The data —
········
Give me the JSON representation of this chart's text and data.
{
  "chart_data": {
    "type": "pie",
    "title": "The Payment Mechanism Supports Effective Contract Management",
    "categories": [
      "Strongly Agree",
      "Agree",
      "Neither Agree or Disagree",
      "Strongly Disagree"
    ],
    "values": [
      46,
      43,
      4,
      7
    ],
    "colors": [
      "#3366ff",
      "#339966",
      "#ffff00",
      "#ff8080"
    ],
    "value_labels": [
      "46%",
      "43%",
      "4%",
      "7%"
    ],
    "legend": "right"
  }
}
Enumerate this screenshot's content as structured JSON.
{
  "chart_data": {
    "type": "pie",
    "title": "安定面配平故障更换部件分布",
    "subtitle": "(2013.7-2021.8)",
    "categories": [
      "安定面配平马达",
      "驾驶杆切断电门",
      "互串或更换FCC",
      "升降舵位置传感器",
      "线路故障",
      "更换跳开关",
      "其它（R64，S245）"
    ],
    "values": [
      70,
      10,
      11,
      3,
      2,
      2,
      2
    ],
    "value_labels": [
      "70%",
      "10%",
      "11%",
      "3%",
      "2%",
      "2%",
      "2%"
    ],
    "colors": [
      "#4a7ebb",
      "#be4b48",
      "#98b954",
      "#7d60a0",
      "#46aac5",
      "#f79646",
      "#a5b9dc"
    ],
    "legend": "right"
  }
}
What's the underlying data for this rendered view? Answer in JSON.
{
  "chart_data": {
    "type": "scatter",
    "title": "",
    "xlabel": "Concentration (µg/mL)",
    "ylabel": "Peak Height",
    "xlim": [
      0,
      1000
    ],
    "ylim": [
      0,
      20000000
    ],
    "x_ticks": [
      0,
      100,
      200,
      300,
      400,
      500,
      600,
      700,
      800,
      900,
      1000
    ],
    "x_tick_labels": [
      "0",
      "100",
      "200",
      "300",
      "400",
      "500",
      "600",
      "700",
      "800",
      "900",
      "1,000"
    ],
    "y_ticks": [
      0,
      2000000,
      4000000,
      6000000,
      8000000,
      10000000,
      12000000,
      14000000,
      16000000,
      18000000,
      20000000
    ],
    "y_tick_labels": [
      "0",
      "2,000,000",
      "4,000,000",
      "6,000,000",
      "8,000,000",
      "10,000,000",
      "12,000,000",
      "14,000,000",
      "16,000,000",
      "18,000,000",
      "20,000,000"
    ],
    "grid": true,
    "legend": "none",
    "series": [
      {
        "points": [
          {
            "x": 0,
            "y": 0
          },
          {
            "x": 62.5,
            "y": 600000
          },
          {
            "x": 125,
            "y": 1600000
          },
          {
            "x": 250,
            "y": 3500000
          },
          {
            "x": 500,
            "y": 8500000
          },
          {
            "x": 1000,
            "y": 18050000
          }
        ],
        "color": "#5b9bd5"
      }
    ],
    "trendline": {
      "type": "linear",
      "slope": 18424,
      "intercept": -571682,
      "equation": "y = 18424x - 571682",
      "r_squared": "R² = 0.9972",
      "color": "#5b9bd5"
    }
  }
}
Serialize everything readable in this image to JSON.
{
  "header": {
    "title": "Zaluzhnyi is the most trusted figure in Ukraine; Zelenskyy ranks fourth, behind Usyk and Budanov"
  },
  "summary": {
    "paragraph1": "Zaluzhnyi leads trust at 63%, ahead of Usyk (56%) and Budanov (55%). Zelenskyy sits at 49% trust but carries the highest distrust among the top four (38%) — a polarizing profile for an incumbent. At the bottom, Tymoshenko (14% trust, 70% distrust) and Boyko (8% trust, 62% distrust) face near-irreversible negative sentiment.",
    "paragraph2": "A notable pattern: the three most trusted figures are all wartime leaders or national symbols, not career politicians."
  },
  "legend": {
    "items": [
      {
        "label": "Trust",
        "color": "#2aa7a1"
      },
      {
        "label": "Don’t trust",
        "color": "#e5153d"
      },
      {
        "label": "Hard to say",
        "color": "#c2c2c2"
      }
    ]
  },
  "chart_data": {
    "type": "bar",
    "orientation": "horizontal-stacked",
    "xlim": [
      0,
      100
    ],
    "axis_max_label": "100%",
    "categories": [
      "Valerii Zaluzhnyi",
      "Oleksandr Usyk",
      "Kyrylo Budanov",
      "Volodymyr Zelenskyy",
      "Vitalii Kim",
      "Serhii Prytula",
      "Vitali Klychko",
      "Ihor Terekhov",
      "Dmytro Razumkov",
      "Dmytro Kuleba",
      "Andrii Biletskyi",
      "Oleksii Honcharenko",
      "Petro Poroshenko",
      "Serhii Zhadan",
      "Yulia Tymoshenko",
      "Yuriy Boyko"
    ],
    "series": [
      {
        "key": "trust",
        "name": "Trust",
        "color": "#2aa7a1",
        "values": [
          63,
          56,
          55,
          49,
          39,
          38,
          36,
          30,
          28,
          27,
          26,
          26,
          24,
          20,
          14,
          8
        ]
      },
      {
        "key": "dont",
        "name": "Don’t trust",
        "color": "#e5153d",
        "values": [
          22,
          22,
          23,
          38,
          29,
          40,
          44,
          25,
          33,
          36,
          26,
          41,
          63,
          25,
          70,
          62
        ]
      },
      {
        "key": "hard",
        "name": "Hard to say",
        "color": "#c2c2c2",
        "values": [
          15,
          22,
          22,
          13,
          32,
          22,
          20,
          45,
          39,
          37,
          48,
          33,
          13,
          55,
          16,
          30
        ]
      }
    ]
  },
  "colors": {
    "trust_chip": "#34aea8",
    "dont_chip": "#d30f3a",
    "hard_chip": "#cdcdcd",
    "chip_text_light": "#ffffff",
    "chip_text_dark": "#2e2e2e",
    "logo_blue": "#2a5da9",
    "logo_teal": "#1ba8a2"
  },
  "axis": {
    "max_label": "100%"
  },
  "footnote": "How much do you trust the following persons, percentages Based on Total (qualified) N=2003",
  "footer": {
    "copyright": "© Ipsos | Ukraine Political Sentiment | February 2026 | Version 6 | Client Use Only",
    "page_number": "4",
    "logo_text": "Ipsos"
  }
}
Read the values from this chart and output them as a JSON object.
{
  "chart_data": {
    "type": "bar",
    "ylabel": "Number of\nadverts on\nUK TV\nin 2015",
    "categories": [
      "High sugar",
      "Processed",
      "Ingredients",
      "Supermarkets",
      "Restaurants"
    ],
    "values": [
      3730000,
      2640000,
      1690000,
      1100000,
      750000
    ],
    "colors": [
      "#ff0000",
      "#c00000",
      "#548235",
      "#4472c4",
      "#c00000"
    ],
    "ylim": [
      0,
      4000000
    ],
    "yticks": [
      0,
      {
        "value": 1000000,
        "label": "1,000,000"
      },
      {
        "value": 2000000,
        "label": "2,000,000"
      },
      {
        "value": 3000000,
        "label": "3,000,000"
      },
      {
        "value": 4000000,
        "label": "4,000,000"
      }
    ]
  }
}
········
Brief —
Give back exactly the lines from the line holding "Read the values" through the last line of the listing, including both.

Exercise output —
Read the values from this chart and output them as a JSON object.
{
  "chart_data": {
    "type": "bar",
    "ylabel": "Number of\nadverts on\nUK TV\nin 2015",
    "categories": [
      "High sugar",
      "Processed",
      "Ingredients",
      "Supermarkets",
      "Restaurants"
    ],
    "values": [
      3730000,
      2640000,
      1690000,
      1100000,
      750000
    ],
    "colors": [
      "#ff0000",
      "#c00000",
      "#548235",
      "#4472c4",
      "#c00000"
    ],
    "ylim": [
      0,
      4000000
    ],
    "yticks": [
      0,
      {
        "value": 1000000,
        "label": "1,000,000"
      },
      {
        "value": 2000000,
        "label": "2,000,000"
      },
      {
        "value": 3000000,
        "label": "3,000,000"
      },
      {
        "value": 4000000,
        "label": "4,000,000"
      }
    ]
  }
}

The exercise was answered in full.